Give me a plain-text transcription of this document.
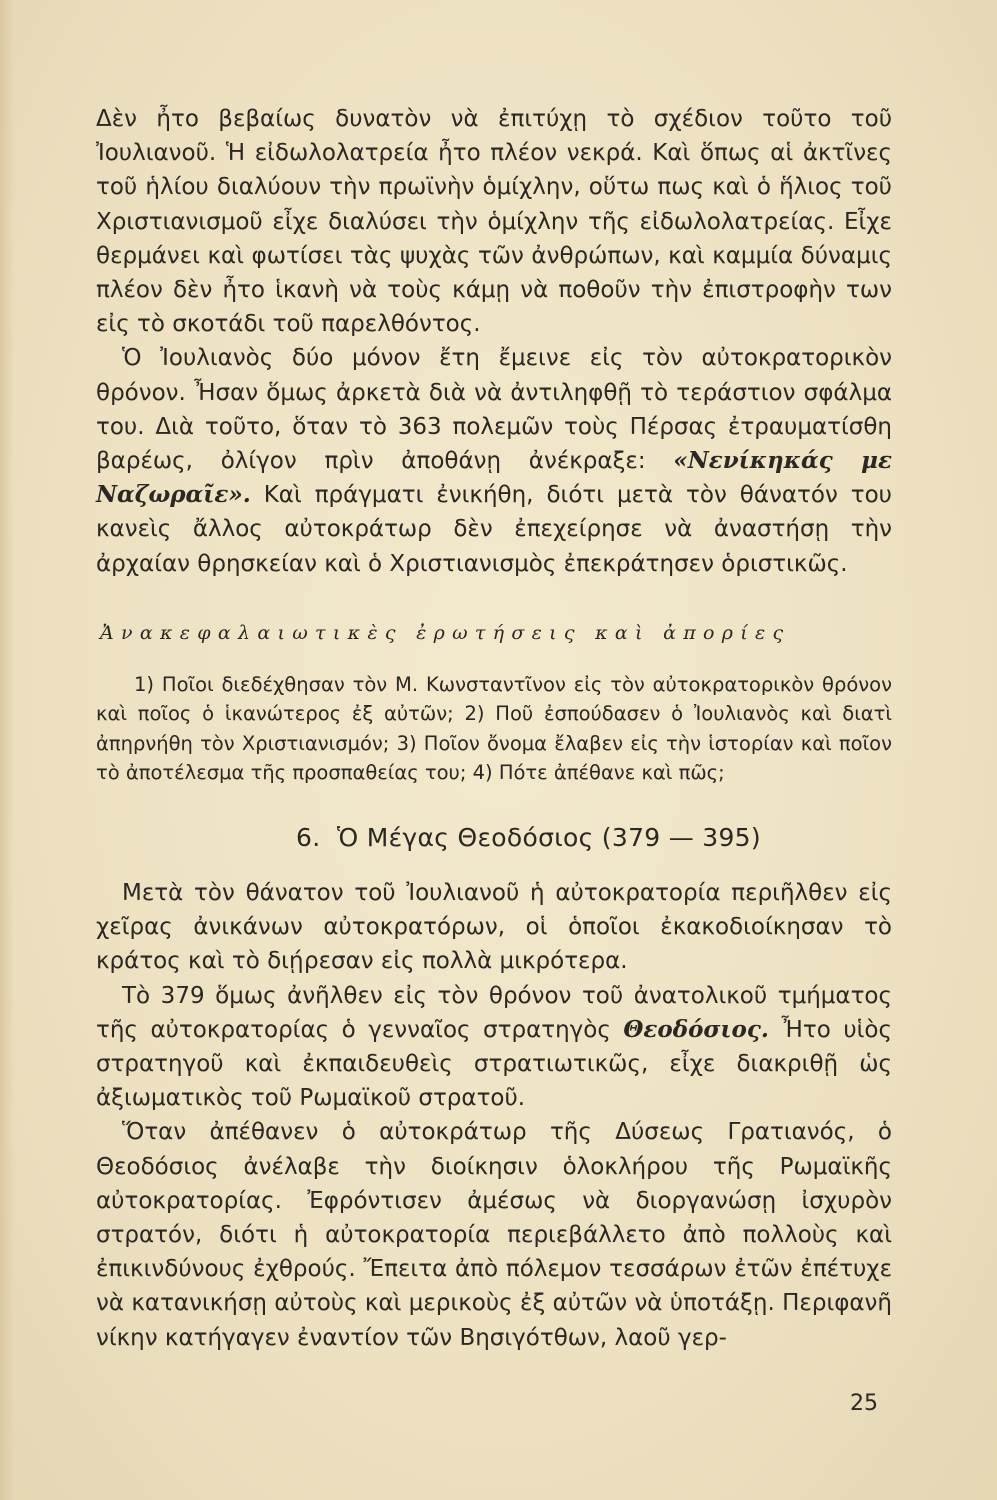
Δὲν ἦτο βεβαίως δυνατὸν νὰ ἐπιτύχῃ τὸ σχέδιον τοῦτο τοῦ Ἰουλιανοῦ. Ἡ εἰδωλολατρεία ἦτο πλέον νεκρά. Καὶ ὅπως αἱ ἀκτῖνες τοῦ ἡλίου διαλύουν τὴν πρωϊνὴν ὁμίχλην, οὕτω πως καὶ ὁ ἥλιος τοῦ Χριστιανισμοῦ εἶχε διαλύσει τὴν ὁμίχλην τῆς εἰδωλολατρείας. Εἶχε θερμάνει καὶ φωτίσει τὰς ψυχὰς τῶν ἀνθρώπων, καὶ καμμία δύναμις πλέον δὲν ἦτο ἱκανὴ νὰ τοὺς κάμῃ νὰ ποθοῦν τὴν ἐπιστροφὴν των εἰς τὸ σκοτάδι τοῦ παρελθόντος.

Ὁ Ἰουλιανὸς δύο μόνον ἔτη ἔμεινε εἰς τὸν αὐτοκρατορικὸν θρόνον. Ἦσαν ὅμως ἀρκετὰ διὰ νὰ ἀντιληφθῇ τὸ τεράστιον σφάλμα του. Διὰ τοῦτο, ὅταν τὸ 363 πολεμῶν τοὺς Πέρσας ἐτραυματίσθη βαρέως, ὀλίγον πρὶν ἀποθάνῃ ἀνέκραξε: «Νενίκηκάς με Ναζωραῖε». Καὶ πράγματι ἐνικήθη, διότι μετὰ τὸν θάνατόν του κανεὶς ἄλλος αὐτοκράτωρ δὲν ἐπεχείρησε νὰ ἀναστήσῃ τὴν ἀρχαίαν θρησκείαν καὶ ὁ Χριστιανισμὸς ἐπεκράτησεν ὁριστικῶς.

Ἀνακεφαλαιωτικὲς ἐρωτήσεις καὶ ἀπορίες

1) Ποῖοι διεδέχθησαν τὸν Μ. Κωνσταντῖνον εἰς τὸν αὐτοκρατορικὸν θρόνον καὶ ποῖος ὁ ἱκανώτερος ἐξ αὐτῶν; 2) Ποῦ ἐσπούδασεν ὁ Ἰουλιανὸς καὶ διατὶ ἀπηρνήθη τὸν Χριστιανισμόν; 3) Ποῖον ὄνομα ἔλαβεν εἰς τὴν ἱστορίαν καὶ ποῖον τὸ ἀποτέλεσμα τῆς προσπαθείας του; 4) Πότε ἀπέθανε καὶ πῶς;

6. Ὁ Μέγας Θεοδόσιος (379 — 395)

Μετὰ τὸν θάνατον τοῦ Ἰουλιανοῦ ἡ αὐτοκρατορία περιῆλθεν εἰς χεῖρας ἀνικάνων αὐτοκρατόρων, οἱ ὁποῖοι ἐκακοδιοίκησαν τὸ κράτος καὶ τὸ διῄρεσαν εἰς πολλὰ μικρότερα.

Τὸ 379 ὅμως ἀνῆλθεν εἰς τὸν θρόνον τοῦ ἀνατολικοῦ τμήματος τῆς αὐτοκρατορίας ὁ γενναῖος στρατηγὸς Θεοδόσιος. Ἦτο υἱὸς στρατηγοῦ καὶ ἐκπαιδευθεὶς στρατιωτικῶς, εἶχε διακριθῇ ὡς ἀξιωματικὸς τοῦ Ρωμαϊκοῦ στρατοῦ.

Ὅταν ἀπέθανεν ὁ αὐτοκράτωρ τῆς Δύσεως Γρατιανός, ὁ Θεοδόσιος ἀνέλαβε τὴν διοίκησιν ὁλοκλήρου τῆς Ρωμαϊκῆς αὐτοκρατορίας. Ἐφρόντισεν ἀμέσως νὰ διοργανώσῃ ἰσχυρὸν στρατόν, διότι ἡ αὐτοκρατορία περιεβάλλετο ἀπὸ πολλοὺς καὶ ἐπικινδύνους ἐχθρούς. Ἔπειτα ἀπὸ πόλεμον τεσσάρων ἐτῶν ἐπέτυχε νὰ κατανικήσῃ αὐτοὺς καὶ μερικοὺς ἐξ αὐτῶν νὰ ὑποτάξῃ. Περιφανῆ νίκην κατήγαγεν ἐναντίον τῶν Βησιγότθων, λαοῦ γερ-

25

***

▶ Instructions to follow:
Go through the listing above and write it out again exactly, dropping the pictures.

▶ Result of this task:
Give me a plain-text transcription of this document.
Δὲν ἦτο βεβαίως δυνατὸν νὰ ἐπιτύχῃ τὸ σχέδιον τοῦτο τοῦ Ἰουλιανοῦ. Ἡ εἰδωλολατρεία ἦτο πλέον νεκρά. Καὶ ὅπως αἱ ἀκτῖνες τοῦ ἡλίου διαλύουν τὴν πρωϊνὴν ὁμίχλην, οὕτω πως καὶ ὁ ἥλιος τοῦ Χριστιανισμοῦ εἶχε διαλύσει τὴν ὁμίχλην τῆς εἰδωλολατρείας. Εἶχε θερμάνει καὶ φωτίσει τὰς ψυχὰς τῶν ἀνθρώπων, καὶ καμμία δύναμις πλέον δὲν ἦτο ἱκανὴ νὰ τοὺς κάμῃ νὰ ποθοῦν τὴν ἐπιστροφὴν των εἰς τὸ σκοτάδι τοῦ παρελθόντος.

Ὁ Ἰουλιανὸς δύο μόνον ἔτη ἔμεινε εἰς τὸν αὐτοκρατορικὸν θρόνον. Ἦσαν ὅμως ἀρκετὰ διὰ νὰ ἀντιληφθῇ τὸ τεράστιον σφάλμα του. Διὰ τοῦτο, ὅταν τὸ 363 πολεμῶν τοὺς Πέρσας ἐτραυματίσθη βαρέως, ὀλίγον πρὶν ἀποθάνῃ ἀνέκραξε: «Νενίκηκάς με Ναζωραῖε». Καὶ πράγματι ἐνικήθη, διότι μετὰ τὸν θάνατόν του κανεὶς ἄλλος αὐτοκράτωρ δὲν ἐπεχείρησε νὰ ἀναστήσῃ τὴν ἀρχαίαν θρησκείαν καὶ ὁ Χριστιανισμὸς ἐπεκράτησεν ὁριστικῶς.

Ἀνακεφαλαιωτικὲς ἐρωτήσεις καὶ ἀπορίες

1) Ποῖοι διεδέχθησαν τὸν Μ. Κωνσταντῖνον εἰς τὸν αὐτοκρατορικὸν θρόνον καὶ ποῖος ὁ ἱκανώτερος ἐξ αὐτῶν; 2) Ποῦ ἐσπούδασεν ὁ Ἰουλιανὸς καὶ διατὶ ἀπηρνήθη τὸν Χριστιανισμόν; 3) Ποῖον ὄνομα ἔλαβεν εἰς τὴν ἱστορίαν καὶ ποῖον τὸ ἀποτέλεσμα τῆς προσπαθείας του; 4) Πότε ἀπέθανε καὶ πῶς;

6. Ὁ Μέγας Θεοδόσιος (379 — 395)

Μετὰ τὸν θάνατον τοῦ Ἰουλιανοῦ ἡ αὐτοκρατορία περιῆλθεν εἰς χεῖρας ἀνικάνων αὐτοκρατόρων, οἱ ὁποῖοι ἐκακοδιοίκησαν τὸ κράτος καὶ τὸ διῄρεσαν εἰς πολλὰ μικρότερα.

Τὸ 379 ὅμως ἀνῆλθεν εἰς τὸν θρόνον τοῦ ἀνατολικοῦ τμήματος τῆς αὐτοκρατορίας ὁ γενναῖος στρατηγὸς Θεοδόσιος. Ἦτο υἱὸς στρατηγοῦ καὶ ἐκπαιδευθεὶς στρατιωτικῶς, εἶχε διακριθῇ ὡς ἀξιωματικὸς τοῦ Ρωμαϊκοῦ στρατοῦ.

Ὅταν ἀπέθανεν ὁ αὐτοκράτωρ τῆς Δύσεως Γρατιανός, ὁ Θεοδόσιος ἀνέλαβε τὴν διοίκησιν ὁλοκλήρου τῆς Ρωμαϊκῆς αὐτοκρατορίας. Ἐφρόντισεν ἀμέσως νὰ διοργανώσῃ ἰσχυρὸν στρατόν, διότι ἡ αὐτοκρατορία περιεβάλλετο ἀπὸ πολλοὺς καὶ ἐπικινδύνους ἐχθρούς. Ἔπειτα ἀπὸ πόλεμον τεσσάρων ἐτῶν ἐπέτυχε νὰ κατανικήσῃ αὐτοὺς καὶ μερικοὺς ἐξ αὐτῶν νὰ ὑποτάξῃ. Περιφανῆ νίκην κατήγαγεν ἐναντίον τῶν Βησιγότθων, λαοῦ γερ-

25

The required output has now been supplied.